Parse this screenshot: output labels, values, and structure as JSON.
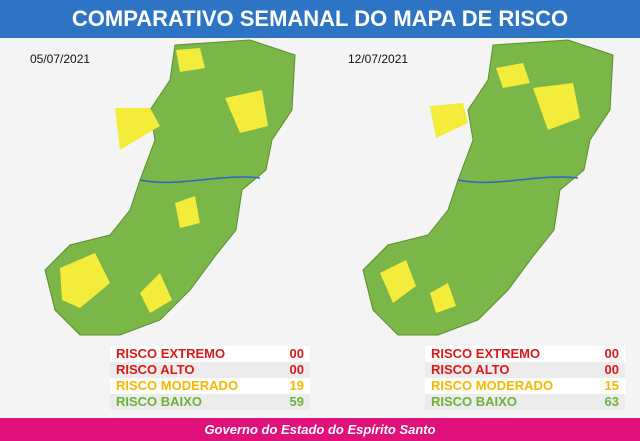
{
  "header": {
    "title": "COMPARATIVO SEMANAL DO MAPA DE RISCO"
  },
  "panels": [
    {
      "date": "05/07/2021",
      "rows": [
        {
          "label": "RISCO EXTREMO",
          "value": "00"
        },
        {
          "label": "RISCO ALTO",
          "value": "00"
        },
        {
          "label": "RISCO MODERADO",
          "value": "19"
        },
        {
          "label": "RISCO BAIXO",
          "value": "59"
        }
      ]
    },
    {
      "date": "12/07/2021",
      "rows": [
        {
          "label": "RISCO EXTREMO",
          "value": "00"
        },
        {
          "label": "RISCO ALTO",
          "value": "00"
        },
        {
          "label": "RISCO MODERADO",
          "value": "15"
        },
        {
          "label": "RISCO BAIXO",
          "value": "63"
        }
      ]
    }
  ],
  "footer": {
    "text": "Governo do Estado do Espírito Santo"
  }
}
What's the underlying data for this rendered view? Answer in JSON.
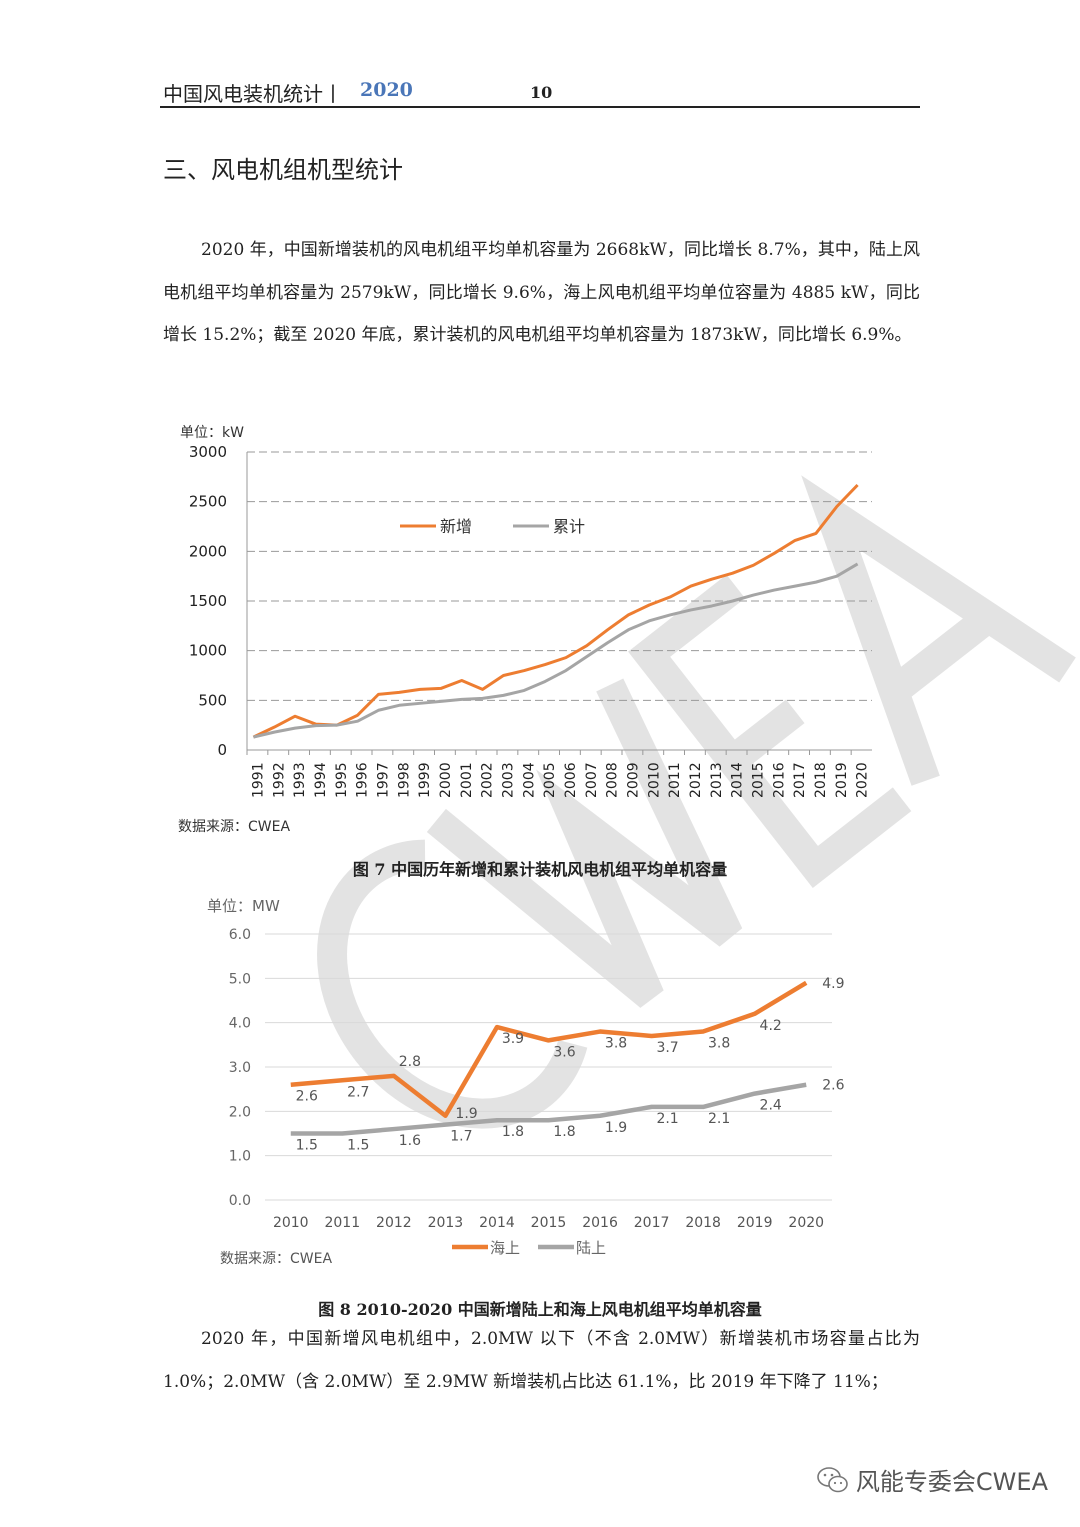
{
  "header": {
    "title": "中国风电装机统计丨",
    "year": "2020",
    "page_number": "10"
  },
  "section_title": "三、风电机组机型统计",
  "paragraph_1": "2020 年，中国新增装机的风电机组平均单机容量为 2668kW，同比增长 8.7%，其中，陆上风电机组平均单机容量为 2579kW，同比增长 9.6%，海上风电机组平均单位容量为 4885 kW，同比增长 15.2%；截至 2020 年底，累计装机的风电机组平均单机容量为 1873kW，同比增长 6.9%。",
  "paragraph_2": "2020 年，中国新增风电机组中，2.0MW 以下（不含 2.0MW）新增装机市场容量占比为 1.0%；2.0MW（含 2.0MW）至 2.9MW 新增装机占比达 61.1%，比 2019 年下降了 11%；",
  "watermark": "CWEA",
  "footer": {
    "text": "风能专委会CWEA",
    "icon": "wechat-icon"
  },
  "chart_data": [
    {
      "type": "line",
      "unit_label": "单位：kW",
      "source": "数据来源：CWEA",
      "caption": "图  7    中国历年新增和累计装机风电机组平均单机容量",
      "ylim": [
        0,
        3000
      ],
      "yticks": [
        0,
        500,
        1000,
        1500,
        2000,
        2500,
        3000
      ],
      "grid": true,
      "legend": "top-center",
      "x": [
        "1991",
        "1992",
        "1993",
        "1994",
        "1995",
        "1996",
        "1997",
        "1998",
        "1999",
        "2000",
        "2001",
        "2002",
        "2003",
        "2004",
        "2005",
        "2006",
        "2007",
        "2008",
        "2009",
        "2010",
        "2011",
        "2012",
        "2013",
        "2014",
        "2015",
        "2016",
        "2017",
        "2018",
        "2019",
        "2020"
      ],
      "series": [
        {
          "name": "新增",
          "color": "#ed7d31",
          "values": [
            130,
            230,
            340,
            260,
            250,
            350,
            560,
            580,
            610,
            620,
            700,
            610,
            750,
            800,
            860,
            930,
            1050,
            1210,
            1360,
            1460,
            1540,
            1650,
            1720,
            1780,
            1860,
            1980,
            2110,
            2180,
            2450,
            2668
          ]
        },
        {
          "name": "累计",
          "color": "#a5a5a5",
          "values": [
            130,
            180,
            220,
            245,
            250,
            290,
            400,
            450,
            470,
            490,
            510,
            520,
            550,
            600,
            690,
            800,
            940,
            1080,
            1210,
            1300,
            1360,
            1410,
            1450,
            1500,
            1560,
            1610,
            1650,
            1690,
            1750,
            1873
          ]
        }
      ]
    },
    {
      "type": "line",
      "unit_label": "单位：MW",
      "source": "数据来源：CWEA",
      "caption": "图  8    2010-2020 中国新增陆上和海上风电机组平均单机容量",
      "ylim": [
        0,
        6
      ],
      "yticks": [
        "0.0",
        "1.0",
        "2.0",
        "3.0",
        "4.0",
        "5.0",
        "6.0"
      ],
      "grid": true,
      "legend": "bottom",
      "x": [
        "2010",
        "2011",
        "2012",
        "2013",
        "2014",
        "2015",
        "2016",
        "2017",
        "2018",
        "2019",
        "2020"
      ],
      "series": [
        {
          "name": "海上",
          "color": "#ed7d31",
          "values": [
            2.6,
            2.7,
            2.8,
            1.9,
            3.9,
            3.6,
            3.8,
            3.7,
            3.8,
            4.2,
            4.9
          ],
          "labels": [
            "2.6",
            "2.7",
            "2.8",
            "1.9",
            "3.9",
            "3.6",
            "3.8",
            "3.7",
            "3.8",
            "4.2",
            "4.9"
          ]
        },
        {
          "name": "陆上",
          "color": "#a5a5a5",
          "values": [
            1.5,
            1.5,
            1.6,
            1.7,
            1.8,
            1.8,
            1.9,
            2.1,
            2.1,
            2.4,
            2.6
          ],
          "labels": [
            "1.5",
            "1.5",
            "1.6",
            "1.7",
            "1.8",
            "1.8",
            "1.9",
            "2.1",
            "2.1",
            "2.4",
            "2.6"
          ]
        }
      ]
    }
  ]
}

+ + + + + + +

## The exercise
Repeat the listing verbatim. Skip the pictures.

## Result for this exercise
Parse this screenshot: output labels, values, and structure as JSON.
{
  "header": {
    "title": "COMPARATIVO SEMANAL DO MAPA DE RISCO"
  },
  "panels": [
    {
      "date": "05/07/2021",
      "rows": [
        {
          "label": "RISCO EXTREMO",
          "value": "00"
        },
        {
          "label": "RISCO ALTO",
          "value": "00"
        },
        {
          "label": "RISCO MODERADO",
          "value": "19"
        },
        {
          "label": "RISCO BAIXO",
          "value": "59"
        }
      ]
    },
    {
      "date": "12/07/2021",
      "rows": [
        {
          "label": "RISCO EXTREMO",
          "value": "00"
        },
        {
          "label": "RISCO ALTO",
          "value": "00"
        },
        {
          "label": "RISCO MODERADO",
          "value": "15"
        },
        {
          "label": "RISCO BAIXO",
          "value": "63"
        }
      ]
    }
  ],
  "footer": {
    "text": "Governo do Estado do Espírito Santo"
  }
}
What's the underlying data for this rendered view? Answer in JSON.
{
  "header": {
    "title": "中国风电装机统计丨",
    "year": "2020",
    "page_number": "10"
  },
  "section_title": "三、风电机组机型统计",
  "paragraph_1": "2020 年，中国新增装机的风电机组平均单机容量为 2668kW，同比增长 8.7%，其中，陆上风电机组平均单机容量为 2579kW，同比增长 9.6%，海上风电机组平均单位容量为 4885 kW，同比增长 15.2%；截至 2020 年底，累计装机的风电机组平均单机容量为 1873kW，同比增长 6.9%。",
  "paragraph_2": "2020 年，中国新增风电机组中，2.0MW 以下（不含 2.0MW）新增装机市场容量占比为 1.0%；2.0MW（含 2.0MW）至 2.9MW 新增装机占比达 61.1%，比 2019 年下降了 11%；",
  "watermark": "CWEA",
  "footer": {
    "text": "风能专委会CWEA",
    "icon": "wechat-icon"
  },
  "chart_data": [
    {
      "type": "line",
      "unit_label": "单位：kW",
      "source": "数据来源：CWEA",
      "caption": "图  7    中国历年新增和累计装机风电机组平均单机容量",
      "ylim": [
        0,
        3000
      ],
      "yticks": [
        0,
        500,
        1000,
        1500,
        2000,
        2500,
        3000
      ],
      "grid": true,
      "legend": "top-center",
      "x": [
        "1991",
        "1992",
        "1993",
        "1994",
        "1995",
        "1996",
        "1997",
        "1998",
        "1999",
        "2000",
        "2001",
        "2002",
        "2003",
        "2004",
        "2005",
        "2006",
        "2007",
        "2008",
        "2009",
        "2010",
        "2011",
        "2012",
        "2013",
        "2014",
        "2015",
        "2016",
        "2017",
        "2018",
        "2019",
        "2020"
      ],
      "series": [
        {
          "name": "新增",
          "color": "#ed7d31",
          "values": [
            130,
            230,
            340,
            260,
            250,
            350,
            560,
            580,
            610,
            620,
            700,
            610,
            750,
            800,
            860,
            930,
            1050,
            1210,
            1360,
            1460,
            1540,
            1650,
            1720,
            1780,
            1860,
            1980,
            2110,
            2180,
            2450,
            2668
          ]
        },
        {
          "name": "累计",
          "color": "#a5a5a5",
          "values": [
            130,
            180,
            220,
            245,
            250,
            290,
            400,
            450,
            470,
            490,
            510,
            520,
            550,
            600,
            690,
            800,
            940,
            1080,
            1210,
            1300,
            1360,
            1410,
            1450,
            1500,
            1560,
            1610,
            1650,
            1690,
            1750,
            1873
          ]
        }
      ]
    },
    {
      "type": "line",
      "unit_label": "单位：MW",
      "source": "数据来源：CWEA",
      "caption": "图  8    2010-2020 中国新增陆上和海上风电机组平均单机容量",
      "ylim": [
        0,
        6
      ],
      "yticks": [
        "0.0",
        "1.0",
        "2.0",
        "3.0",
        "4.0",
        "5.0",
        "6.0"
      ],
      "grid": true,
      "legend": "bottom",
      "x": [
        "2010",
        "2011",
        "2012",
        "2013",
        "2014",
        "2015",
        "2016",
        "2017",
        "2018",
        "2019",
        "2020"
      ],
      "series": [
        {
          "name": "海上",
          "color": "#ed7d31",
          "values": [
            2.6,
            2.7,
            2.8,
            1.9,
            3.9,
            3.6,
            3.8,
            3.7,
            3.8,
            4.2,
            4.9
          ],
          "labels": [
            "2.6",
            "2.7",
            "2.8",
            "1.9",
            "3.9",
            "3.6",
            "3.8",
            "3.7",
            "3.8",
            "4.2",
            "4.9"
          ]
        },
        {
          "name": "陆上",
          "color": "#a5a5a5",
          "values": [
            1.5,
            1.5,
            1.6,
            1.7,
            1.8,
            1.8,
            1.9,
            2.1,
            2.1,
            2.4,
            2.6
          ],
          "labels": [
            "1.5",
            "1.5",
            "1.6",
            "1.7",
            "1.8",
            "1.8",
            "1.9",
            "2.1",
            "2.1",
            "2.4",
            "2.6"
          ]
        }
      ]
    }
  ]
}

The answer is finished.